Task objective:
Copy the records that follow exactly as written, but not their pictures.

Data to use:
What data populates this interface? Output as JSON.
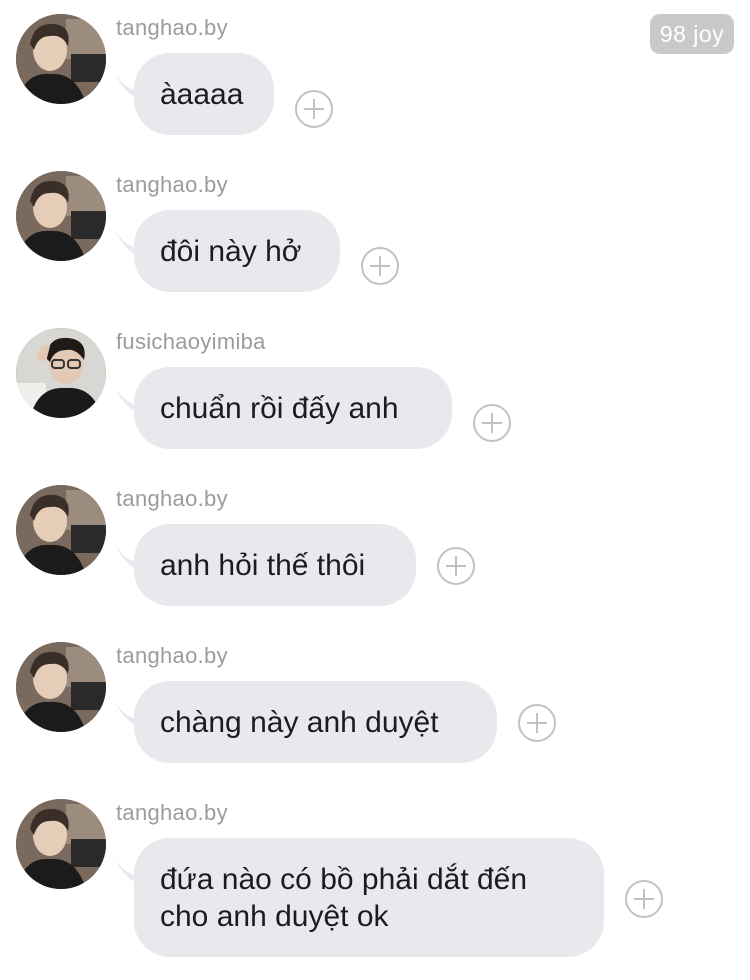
{
  "watermark": "98 joy",
  "messages": [
    {
      "sender": "tanghao.by",
      "avatar": "avatar-tanghao",
      "text": "àaaaa"
    },
    {
      "sender": "tanghao.by",
      "avatar": "avatar-tanghao",
      "text": "đôi này hở"
    },
    {
      "sender": "fusichaoyimiba",
      "avatar": "avatar-fusichaoyimiba",
      "text": "chuẩn rồi đấy anh"
    },
    {
      "sender": "tanghao.by",
      "avatar": "avatar-tanghao",
      "text": "anh hỏi thế thôi"
    },
    {
      "sender": "tanghao.by",
      "avatar": "avatar-tanghao",
      "text": "chàng này anh duyệt"
    },
    {
      "sender": "tanghao.by",
      "avatar": "avatar-tanghao",
      "text": "đứa nào có bồ phải dắt đến\ncho anh duyệt ok"
    }
  ]
}
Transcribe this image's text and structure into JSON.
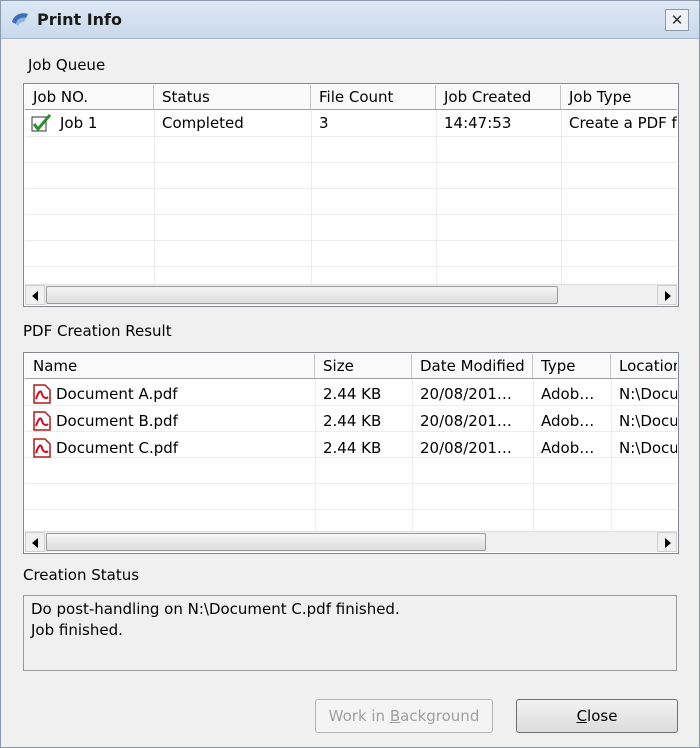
{
  "window": {
    "title": "Print Info",
    "close_glyph": "✕"
  },
  "job_queue": {
    "label": "Job Queue",
    "columns": [
      "Job NO.",
      "Status",
      "File Count",
      "Job Created",
      "Job Type"
    ],
    "rows": [
      {
        "icon": "check-icon",
        "job_no": "Job 1",
        "status": "Completed",
        "file_count": "3",
        "job_created": "14:47:53",
        "job_type": "Create a PDF f"
      }
    ]
  },
  "pdf_result": {
    "label": "PDF Creation Result",
    "columns": [
      "Name",
      "Size",
      "Date Modified",
      "Type",
      "Location"
    ],
    "rows": [
      {
        "icon": "pdf-file-icon",
        "name": "Document A.pdf",
        "size": "2.44 KB",
        "date": "20/08/201…",
        "type": "Adob…",
        "location": "N:\\Docu"
      },
      {
        "icon": "pdf-file-icon",
        "name": "Document B.pdf",
        "size": "2.44 KB",
        "date": "20/08/201…",
        "type": "Adob…",
        "location": "N:\\Docu"
      },
      {
        "icon": "pdf-file-icon",
        "name": "Document C.pdf",
        "size": "2.44 KB",
        "date": "20/08/201…",
        "type": "Adob…",
        "location": "N:\\Docu"
      }
    ]
  },
  "creation_status": {
    "label": "Creation Status",
    "lines": [
      "Do post-handling on N:\\Document C.pdf finished.",
      "Job finished."
    ]
  },
  "buttons": {
    "background": {
      "pre": "Work in ",
      "accel": "B",
      "post": "ackground"
    },
    "close": {
      "pre": "",
      "accel": "C",
      "post": "lose"
    }
  }
}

Answer below:
What data populates this interface? Output as JSON.
{
  "watermark": "98 joy",
  "messages": [
    {
      "sender": "tanghao.by",
      "avatar": "avatar-tanghao",
      "text": "àaaaa"
    },
    {
      "sender": "tanghao.by",
      "avatar": "avatar-tanghao",
      "text": "đôi này hở"
    },
    {
      "sender": "fusichaoyimiba",
      "avatar": "avatar-fusichaoyimiba",
      "text": "chuẩn rồi đấy anh"
    },
    {
      "sender": "tanghao.by",
      "avatar": "avatar-tanghao",
      "text": "anh hỏi thế thôi"
    },
    {
      "sender": "tanghao.by",
      "avatar": "avatar-tanghao",
      "text": "chàng này anh duyệt"
    },
    {
      "sender": "tanghao.by",
      "avatar": "avatar-tanghao",
      "text": "đứa nào có bồ phải dắt đến\ncho anh duyệt ok"
    }
  ]
}
Transcribe this image's text and structure into JSON.
{
  "window": {
    "title": "Print Info",
    "close_glyph": "✕"
  },
  "job_queue": {
    "label": "Job Queue",
    "columns": [
      "Job NO.",
      "Status",
      "File Count",
      "Job Created",
      "Job Type"
    ],
    "rows": [
      {
        "icon": "check-icon",
        "job_no": "Job 1",
        "status": "Completed",
        "file_count": "3",
        "job_created": "14:47:53",
        "job_type": "Create a PDF f"
      }
    ]
  },
  "pdf_result": {
    "label": "PDF Creation Result",
    "columns": [
      "Name",
      "Size",
      "Date Modified",
      "Type",
      "Location"
    ],
    "rows": [
      {
        "icon": "pdf-file-icon",
        "name": "Document A.pdf",
        "size": "2.44 KB",
        "date": "20/08/201…",
        "type": "Adob…",
        "location": "N:\\Docu"
      },
      {
        "icon": "pdf-file-icon",
        "name": "Document B.pdf",
        "size": "2.44 KB",
        "date": "20/08/201…",
        "type": "Adob…",
        "location": "N:\\Docu"
      },
      {
        "icon": "pdf-file-icon",
        "name": "Document C.pdf",
        "size": "2.44 KB",
        "date": "20/08/201…",
        "type": "Adob…",
        "location": "N:\\Docu"
      }
    ]
  },
  "creation_status": {
    "label": "Creation Status",
    "lines": [
      "Do post-handling on N:\\Document C.pdf finished.",
      "Job finished."
    ]
  },
  "buttons": {
    "background": {
      "pre": "Work in ",
      "accel": "B",
      "post": "ackground"
    },
    "close": {
      "pre": "",
      "accel": "C",
      "post": "lose"
    }
  }
}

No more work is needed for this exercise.